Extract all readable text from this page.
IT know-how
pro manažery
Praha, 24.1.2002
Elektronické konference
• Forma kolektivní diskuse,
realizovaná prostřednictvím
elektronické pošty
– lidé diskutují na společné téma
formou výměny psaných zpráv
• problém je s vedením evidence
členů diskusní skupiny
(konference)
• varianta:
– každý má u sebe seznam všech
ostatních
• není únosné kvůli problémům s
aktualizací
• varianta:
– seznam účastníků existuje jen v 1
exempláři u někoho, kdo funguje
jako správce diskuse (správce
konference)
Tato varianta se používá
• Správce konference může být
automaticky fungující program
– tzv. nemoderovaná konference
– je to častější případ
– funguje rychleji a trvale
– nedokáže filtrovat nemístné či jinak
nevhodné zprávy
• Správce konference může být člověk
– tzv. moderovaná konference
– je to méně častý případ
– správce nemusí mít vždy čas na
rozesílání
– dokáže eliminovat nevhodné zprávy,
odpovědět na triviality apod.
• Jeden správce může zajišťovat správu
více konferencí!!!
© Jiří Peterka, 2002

Instruction = Find the word "nevhodné" in the data and show each line that holds it.

Completed task =
nevhodné zprávy
– dokáže eliminovat nevhodné zprávy,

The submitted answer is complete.